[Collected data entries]
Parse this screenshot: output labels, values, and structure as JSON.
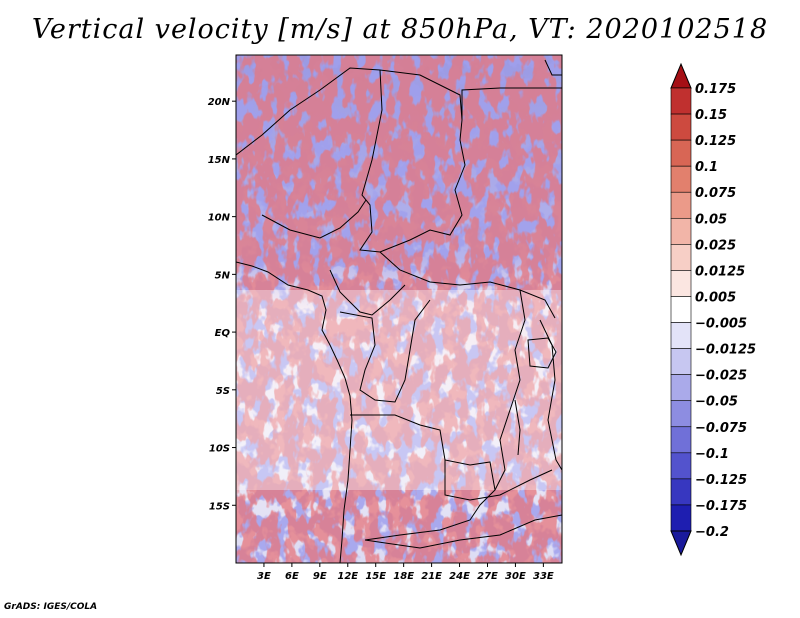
{
  "title": "Vertical velocity [m/s] at 850hPa, VT: 2020102518",
  "footer": "GrADS: IGES/COLA",
  "map": {
    "lat_range": [
      -20,
      24
    ],
    "lon_range": [
      0,
      35
    ],
    "y_ticks": [
      {
        "label": "20N",
        "lat": 20
      },
      {
        "label": "15N",
        "lat": 15
      },
      {
        "label": "10N",
        "lat": 10
      },
      {
        "label": "5N",
        "lat": 5
      },
      {
        "label": "EQ",
        "lat": 0
      },
      {
        "label": "5S",
        "lat": -5
      },
      {
        "label": "10S",
        "lat": -10
      },
      {
        "label": "15S",
        "lat": -15
      }
    ],
    "x_ticks": [
      {
        "label": "3E",
        "lon": 3
      },
      {
        "label": "6E",
        "lon": 6
      },
      {
        "label": "9E",
        "lon": 9
      },
      {
        "label": "12E",
        "lon": 12
      },
      {
        "label": "15E",
        "lon": 15
      },
      {
        "label": "18E",
        "lon": 18
      },
      {
        "label": "21E",
        "lon": 21
      },
      {
        "label": "24E",
        "lon": 24
      },
      {
        "label": "27E",
        "lon": 27
      },
      {
        "label": "30E",
        "lon": 30
      },
      {
        "label": "33E",
        "lon": 33
      }
    ]
  },
  "colorbar": {
    "levels": [
      {
        "label": "0.175",
        "color": "#b2182b"
      },
      {
        "label": "0.15",
        "color": "#c0302f"
      },
      {
        "label": "0.125",
        "color": "#cd4a3f"
      },
      {
        "label": "0.1",
        "color": "#d86655"
      },
      {
        "label": "0.075",
        "color": "#e2806d"
      },
      {
        "label": "0.05",
        "color": "#eb9a89"
      },
      {
        "label": "0.025",
        "color": "#f2b5a8"
      },
      {
        "label": "0.0125",
        "color": "#f7cfc6"
      },
      {
        "label": "0.005",
        "color": "#fbe6e1"
      },
      {
        "label": "−0.005",
        "color": "#ffffff"
      },
      {
        "label": "−0.0125",
        "color": "#e3e3f8"
      },
      {
        "label": "−0.025",
        "color": "#c7c7f1"
      },
      {
        "label": "−0.05",
        "color": "#aaaaea"
      },
      {
        "label": "−0.075",
        "color": "#8d8de1"
      },
      {
        "label": "−0.1",
        "color": "#7070d8"
      },
      {
        "label": "−0.125",
        "color": "#5353cd"
      },
      {
        "label": "−0.175",
        "color": "#3737c0"
      },
      {
        "label": "−0.2",
        "color": "#1e1eb0"
      }
    ],
    "top_color": "#a50f15",
    "bottom_color": "#1a1a9c"
  }
}
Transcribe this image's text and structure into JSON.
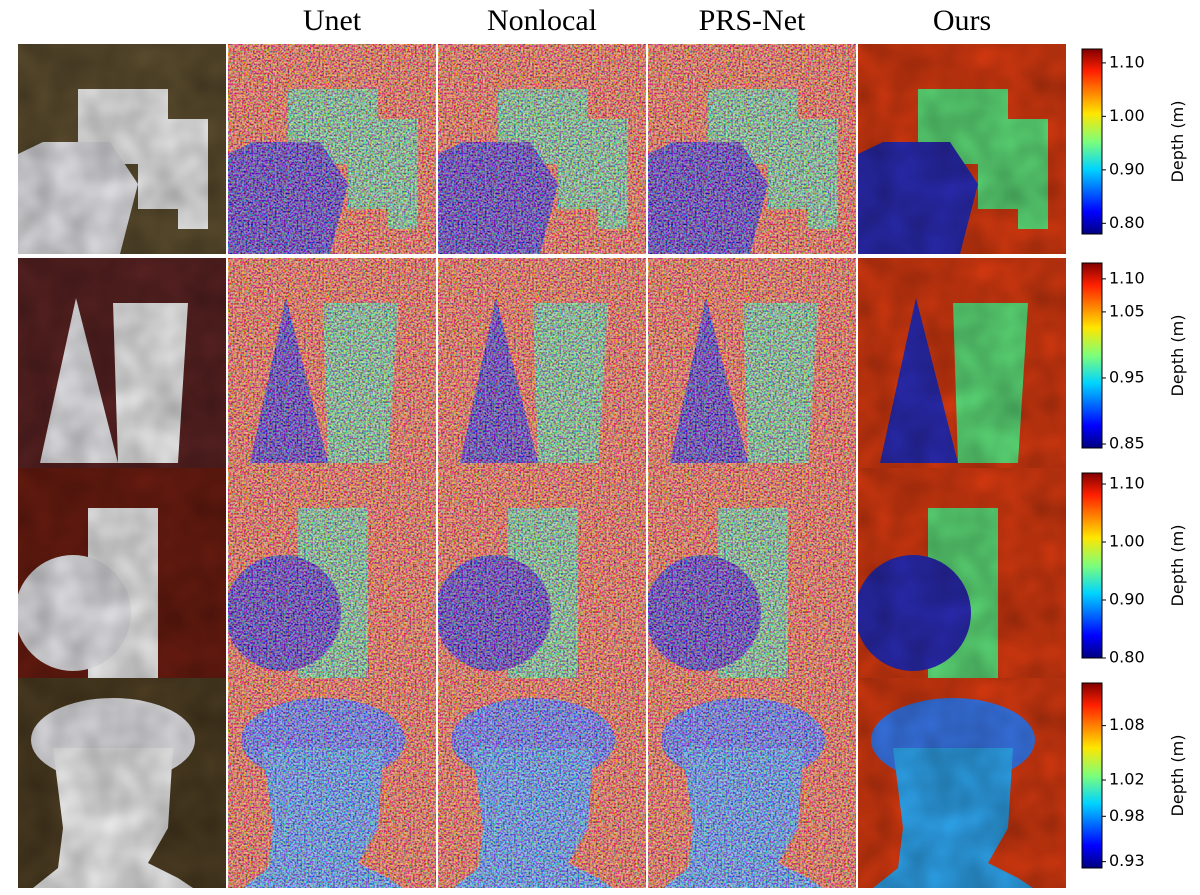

**Short problem:** Copy every record above exactly, leaving out any pictures.

**Result of this task:**
Parse this screenshot: output labels, values, and structure as JSON.
{
  "title": "Vertical velocity [m/s] at 850hPa, VT: 2020102518",
  "footer": "GrADS: IGES/COLA",
  "map": {
    "lat_range": [
      -20,
      24
    ],
    "lon_range": [
      0,
      35
    ],
    "y_ticks": [
      {
        "label": "20N",
        "lat": 20
      },
      {
        "label": "15N",
        "lat": 15
      },
      {
        "label": "10N",
        "lat": 10
      },
      {
        "label": "5N",
        "lat": 5
      },
      {
        "label": "EQ",
        "lat": 0
      },
      {
        "label": "5S",
        "lat": -5
      },
      {
        "label": "10S",
        "lat": -10
      },
      {
        "label": "15S",
        "lat": -15
      }
    ],
    "x_ticks": [
      {
        "label": "3E",
        "lon": 3
      },
      {
        "label": "6E",
        "lon": 6
      },
      {
        "label": "9E",
        "lon": 9
      },
      {
        "label": "12E",
        "lon": 12
      },
      {
        "label": "15E",
        "lon": 15
      },
      {
        "label": "18E",
        "lon": 18
      },
      {
        "label": "21E",
        "lon": 21
      },
      {
        "label": "24E",
        "lon": 24
      },
      {
        "label": "27E",
        "lon": 27
      },
      {
        "label": "30E",
        "lon": 30
      },
      {
        "label": "33E",
        "lon": 33
      }
    ]
  },
  "colorbar": {
    "levels": [
      {
        "label": "0.175",
        "color": "#b2182b"
      },
      {
        "label": "0.15",
        "color": "#c0302f"
      },
      {
        "label": "0.125",
        "color": "#cd4a3f"
      },
      {
        "label": "0.1",
        "color": "#d86655"
      },
      {
        "label": "0.075",
        "color": "#e2806d"
      },
      {
        "label": "0.05",
        "color": "#eb9a89"
      },
      {
        "label": "0.025",
        "color": "#f2b5a8"
      },
      {
        "label": "0.0125",
        "color": "#f7cfc6"
      },
      {
        "label": "0.005",
        "color": "#fbe6e1"
      },
      {
        "label": "−0.005",
        "color": "#ffffff"
      },
      {
        "label": "−0.0125",
        "color": "#e3e3f8"
      },
      {
        "label": "−0.025",
        "color": "#c7c7f1"
      },
      {
        "label": "−0.05",
        "color": "#aaaaea"
      },
      {
        "label": "−0.075",
        "color": "#8d8de1"
      },
      {
        "label": "−0.1",
        "color": "#7070d8"
      },
      {
        "label": "−0.125",
        "color": "#5353cd"
      },
      {
        "label": "−0.175",
        "color": "#3737c0"
      },
      {
        "label": "−0.2",
        "color": "#1e1eb0"
      }
    ],
    "top_color": "#a50f15",
    "bottom_color": "#1a1a9c"
  }
}
Transcribe this image's text and structure into JSON.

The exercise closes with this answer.